REQUIREMENTS: Set the data down again, exactly as it reads, but without the pictures.

Data listing:
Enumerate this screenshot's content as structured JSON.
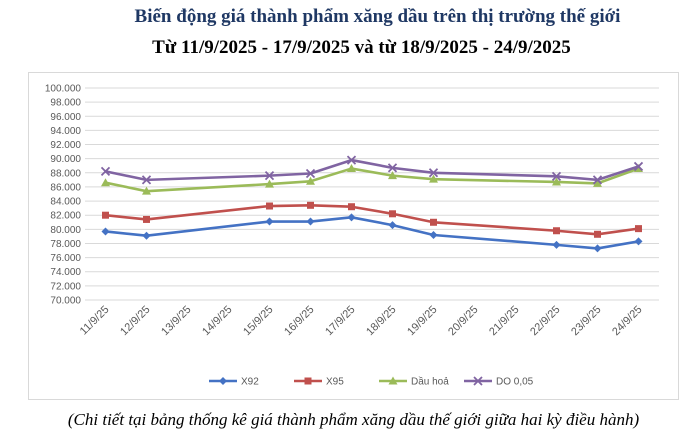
{
  "header": {
    "title": "Biến động giá thành phẩm xăng dầu trên thị trường thế giới",
    "subtitle": "Từ 11/9/2025 - 17/9/2025 và từ 18/9/2025 - 24/9/2025"
  },
  "footnote": "(Chi tiết tại bảng thống kê giá thành phẩm xăng dầu thế giới giữa hai kỳ điều hành)",
  "chart_data": {
    "type": "line",
    "categories": [
      "11/9/25",
      "12/9/25",
      "13/9/25",
      "14/9/25",
      "15/9/25",
      "16/9/25",
      "17/9/25",
      "18/9/25",
      "19/9/25",
      "20/9/25",
      "21/9/25",
      "22/9/25",
      "23/9/25",
      "24/9/25"
    ],
    "ylim": [
      70,
      100
    ],
    "ystep": 2,
    "ytick_labels": [
      "70.000",
      "72.000",
      "74.000",
      "76.000",
      "78.000",
      "80.000",
      "82.000",
      "84.000",
      "86.000",
      "88.000",
      "90.000",
      "92.000",
      "94.000",
      "96.000",
      "98.000",
      "100.000"
    ],
    "grid": true,
    "legend_position": "bottom",
    "series": [
      {
        "name": "X92",
        "color": "#4472c4",
        "marker": "diamond",
        "values": [
          79.7,
          79.1,
          null,
          null,
          81.1,
          81.1,
          81.7,
          80.6,
          79.2,
          null,
          null,
          77.8,
          77.3,
          78.3
        ]
      },
      {
        "name": "X95",
        "color": "#c0504d",
        "marker": "square",
        "values": [
          82.0,
          81.4,
          null,
          null,
          83.3,
          83.4,
          83.2,
          82.2,
          81.0,
          null,
          null,
          79.8,
          79.3,
          80.1
        ]
      },
      {
        "name": "Dầu hoả",
        "color": "#9bbb59",
        "marker": "triangle",
        "values": [
          86.6,
          85.4,
          null,
          null,
          86.4,
          86.8,
          88.6,
          87.6,
          87.1,
          null,
          null,
          86.7,
          86.5,
          88.6
        ]
      },
      {
        "name": "DO 0,05",
        "color": "#8064a2",
        "marker": "x",
        "values": [
          88.2,
          87.0,
          null,
          null,
          87.6,
          87.9,
          89.8,
          88.7,
          88.0,
          null,
          null,
          87.5,
          87.0,
          88.9
        ]
      }
    ]
  }
}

RESPONSE BELOW:
Enumerate this screenshot's content as structured JSON.
{
  "header": {
    "title": "Biến động giá thành phẩm xăng dầu trên thị trường thế giới",
    "subtitle": "Từ 11/9/2025 - 17/9/2025 và từ 18/9/2025 - 24/9/2025"
  },
  "footnote": "(Chi tiết tại bảng thống kê giá thành phẩm xăng dầu thế giới giữa hai kỳ điều hành)",
  "chart_data": {
    "type": "line",
    "categories": [
      "11/9/25",
      "12/9/25",
      "13/9/25",
      "14/9/25",
      "15/9/25",
      "16/9/25",
      "17/9/25",
      "18/9/25",
      "19/9/25",
      "20/9/25",
      "21/9/25",
      "22/9/25",
      "23/9/25",
      "24/9/25"
    ],
    "ylim": [
      70,
      100
    ],
    "ystep": 2,
    "ytick_labels": [
      "70.000",
      "72.000",
      "74.000",
      "76.000",
      "78.000",
      "80.000",
      "82.000",
      "84.000",
      "86.000",
      "88.000",
      "90.000",
      "92.000",
      "94.000",
      "96.000",
      "98.000",
      "100.000"
    ],
    "grid": true,
    "legend_position": "bottom",
    "series": [
      {
        "name": "X92",
        "color": "#4472c4",
        "marker": "diamond",
        "values": [
          79.7,
          79.1,
          null,
          null,
          81.1,
          81.1,
          81.7,
          80.6,
          79.2,
          null,
          null,
          77.8,
          77.3,
          78.3
        ]
      },
      {
        "name": "X95",
        "color": "#c0504d",
        "marker": "square",
        "values": [
          82.0,
          81.4,
          null,
          null,
          83.3,
          83.4,
          83.2,
          82.2,
          81.0,
          null,
          null,
          79.8,
          79.3,
          80.1
        ]
      },
      {
        "name": "Dầu hoả",
        "color": "#9bbb59",
        "marker": "triangle",
        "values": [
          86.6,
          85.4,
          null,
          null,
          86.4,
          86.8,
          88.6,
          87.6,
          87.1,
          null,
          null,
          86.7,
          86.5,
          88.6
        ]
      },
      {
        "name": "DO 0,05",
        "color": "#8064a2",
        "marker": "x",
        "values": [
          88.2,
          87.0,
          null,
          null,
          87.6,
          87.9,
          89.8,
          88.7,
          88.0,
          null,
          null,
          87.5,
          87.0,
          88.9
        ]
      }
    ]
  }
}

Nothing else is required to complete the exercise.